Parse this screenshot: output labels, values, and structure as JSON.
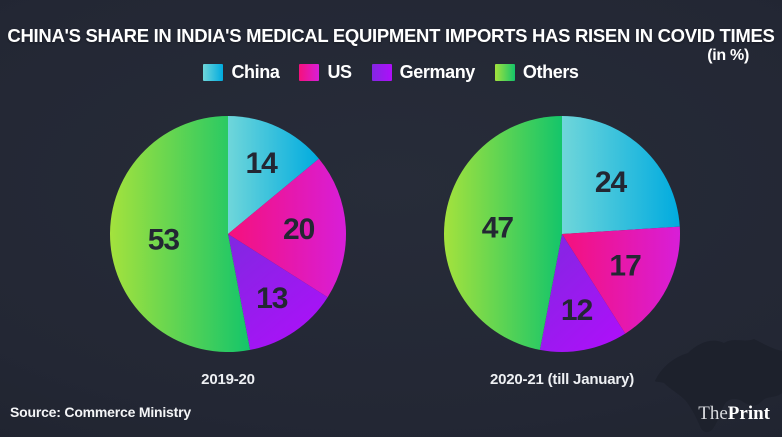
{
  "title": "CHINA'S SHARE IN INDIA'S MEDICAL EQUIPMENT IMPORTS HAS RISEN IN COVID TIMES",
  "unit_note": "(in %)",
  "legend": {
    "items": [
      {
        "label": "China",
        "gradient": [
          "#6fd6da",
          "#00abdf"
        ]
      },
      {
        "label": "US",
        "gradient": [
          "#f5117c",
          "#d81ed8"
        ]
      },
      {
        "label": "Germany",
        "gradient": [
          "#8327e2",
          "#ae0ffa"
        ]
      },
      {
        "label": "Others",
        "gradient": [
          "#a4e23d",
          "#14c56a"
        ]
      }
    ]
  },
  "chart_data": [
    {
      "type": "pie",
      "title": "2019-20",
      "categories": [
        "China",
        "US",
        "Germany",
        "Others"
      ],
      "values": [
        14,
        20,
        13,
        53
      ],
      "unit": "%",
      "start_at": "12-o-clock",
      "direction": "clockwise",
      "labels_inside": true
    },
    {
      "type": "pie",
      "title": "2020-21 (till January)",
      "categories": [
        "China",
        "US",
        "Germany",
        "Others"
      ],
      "values": [
        24,
        17,
        12,
        47
      ],
      "unit": "%",
      "start_at": "12-o-clock",
      "direction": "clockwise",
      "labels_inside": true
    }
  ],
  "colors": {
    "background": "#232734",
    "vignette_edge": "#1c202a",
    "map_silhouette": "#1d212c",
    "number_label": "#232733",
    "text": "#ffffff"
  },
  "footer": {
    "source": "Source: Commerce Ministry",
    "brand_regular": "The",
    "brand_bold": "Print"
  }
}
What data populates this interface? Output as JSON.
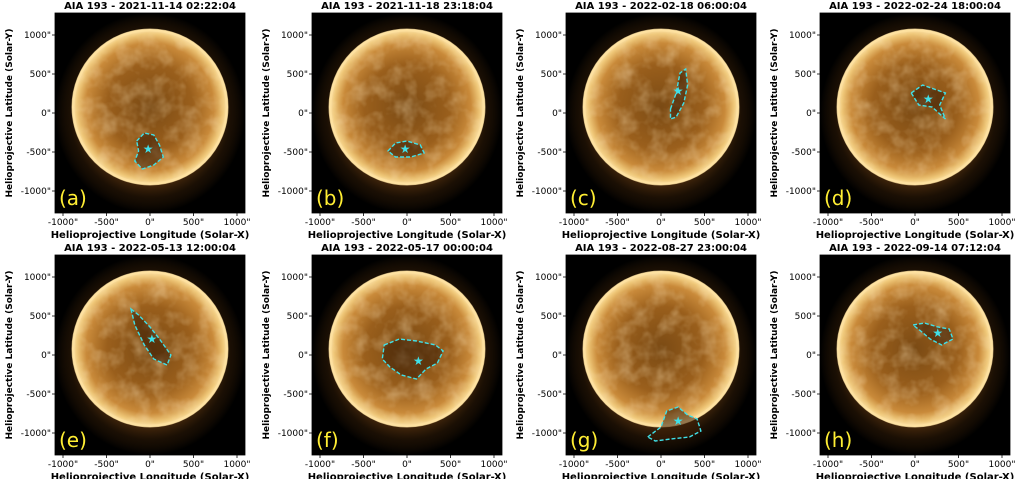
{
  "panels": [
    {
      "title": "AIA 193 -  2021-11-14 02:22:04",
      "label": "(a)",
      "region": "a"
    },
    {
      "title": "AIA 193 -  2021-11-18 23:18:04",
      "label": "(b)",
      "region": "b"
    },
    {
      "title": "AIA 193 -  2022-02-18 06:00:04",
      "label": "(c)",
      "region": "c"
    },
    {
      "title": "AIA 193 -  2022-02-24 18:00:04",
      "label": "(d)",
      "region": "d"
    },
    {
      "title": "AIA 193 - 2022-05-13 12:00:04",
      "label": "(e)",
      "region": "e"
    },
    {
      "title": "AIA 193 -  2022-05-17 00:00:04",
      "label": "(f)",
      "region": "f"
    },
    {
      "title": "AIA 193 -  2022-08-27 23:00:04",
      "label": "(g)",
      "region": "g"
    },
    {
      "title": "AIA 193 -  2022-09-14 07:12:04",
      "label": "(h)",
      "region": "h"
    }
  ],
  "x_axis_label": "Helioprojective Longitude (Solar-X)",
  "y_axis_label": "Helioprojective Latitude (Solar-Y)",
  "x_ticks": [
    "-1000\"",
    "-500\"",
    "0\"",
    "500\"",
    "1000\""
  ],
  "y_ticks": [
    "1000\"",
    "500\"",
    "0\"",
    "-500\"",
    "-1000\""
  ],
  "colors": {
    "contour": "#40e0e8",
    "label": "#ffee33",
    "background": "#ffffff",
    "sun_core": "#c98a3a",
    "sun_limb": "#ffe6b0"
  }
}
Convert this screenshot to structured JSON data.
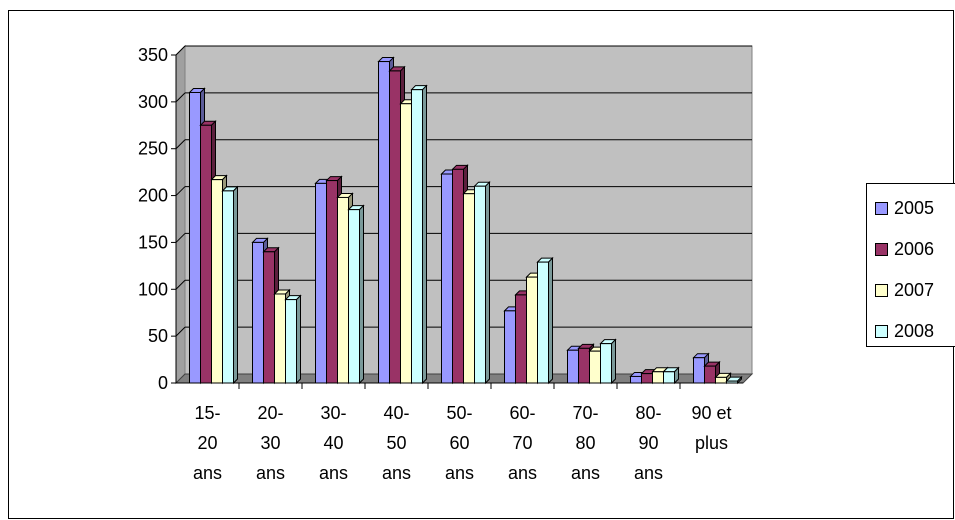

### Requirements:
Print all entries exactly. The images do not belong in the copy.

### Response to the exercise:
Parse this screenshot: output labels, values, and structure as JSON.
{
  "title": "CHINA'S SHARE IN INDIA'S MEDICAL EQUIPMENT IMPORTS HAS RISEN IN COVID TIMES",
  "unit_note": "(in %)",
  "legend": {
    "items": [
      {
        "label": "China",
        "gradient": [
          "#6fd6da",
          "#00abdf"
        ]
      },
      {
        "label": "US",
        "gradient": [
          "#f5117c",
          "#d81ed8"
        ]
      },
      {
        "label": "Germany",
        "gradient": [
          "#8327e2",
          "#ae0ffa"
        ]
      },
      {
        "label": "Others",
        "gradient": [
          "#a4e23d",
          "#14c56a"
        ]
      }
    ]
  },
  "chart_data": [
    {
      "type": "pie",
      "title": "2019-20",
      "categories": [
        "China",
        "US",
        "Germany",
        "Others"
      ],
      "values": [
        14,
        20,
        13,
        53
      ],
      "unit": "%",
      "start_at": "12-o-clock",
      "direction": "clockwise",
      "labels_inside": true
    },
    {
      "type": "pie",
      "title": "2020-21 (till January)",
      "categories": [
        "China",
        "US",
        "Germany",
        "Others"
      ],
      "values": [
        24,
        17,
        12,
        47
      ],
      "unit": "%",
      "start_at": "12-o-clock",
      "direction": "clockwise",
      "labels_inside": true
    }
  ],
  "colors": {
    "background": "#232734",
    "vignette_edge": "#1c202a",
    "map_silhouette": "#1d212c",
    "number_label": "#232733",
    "text": "#ffffff"
  },
  "footer": {
    "source": "Source: Commerce Ministry",
    "brand_regular": "The",
    "brand_bold": "Print"
  }
}
What data populates this interface? Output as JSON.
{
  "panels": [
    {
      "title": "AIA 193 -  2021-11-14 02:22:04",
      "label": "(a)",
      "region": "a"
    },
    {
      "title": "AIA 193 -  2021-11-18 23:18:04",
      "label": "(b)",
      "region": "b"
    },
    {
      "title": "AIA 193 -  2022-02-18 06:00:04",
      "label": "(c)",
      "region": "c"
    },
    {
      "title": "AIA 193 -  2022-02-24 18:00:04",
      "label": "(d)",
      "region": "d"
    },
    {
      "title": "AIA 193 - 2022-05-13 12:00:04",
      "label": "(e)",
      "region": "e"
    },
    {
      "title": "AIA 193 -  2022-05-17 00:00:04",
      "label": "(f)",
      "region": "f"
    },
    {
      "title": "AIA 193 -  2022-08-27 23:00:04",
      "label": "(g)",
      "region": "g"
    },
    {
      "title": "AIA 193 -  2022-09-14 07:12:04",
      "label": "(h)",
      "region": "h"
    }
  ],
  "x_axis_label": "Helioprojective Longitude (Solar-X)",
  "y_axis_label": "Helioprojective Latitude (Solar-Y)",
  "x_ticks": [
    "-1000\"",
    "-500\"",
    "0\"",
    "500\"",
    "1000\""
  ],
  "y_ticks": [
    "1000\"",
    "500\"",
    "0\"",
    "-500\"",
    "-1000\""
  ],
  "colors": {
    "contour": "#40e0e8",
    "label": "#ffee33",
    "background": "#ffffff",
    "sun_core": "#c98a3a",
    "sun_limb": "#ffe6b0"
  }
}
Convert this screenshot to structured JSON data.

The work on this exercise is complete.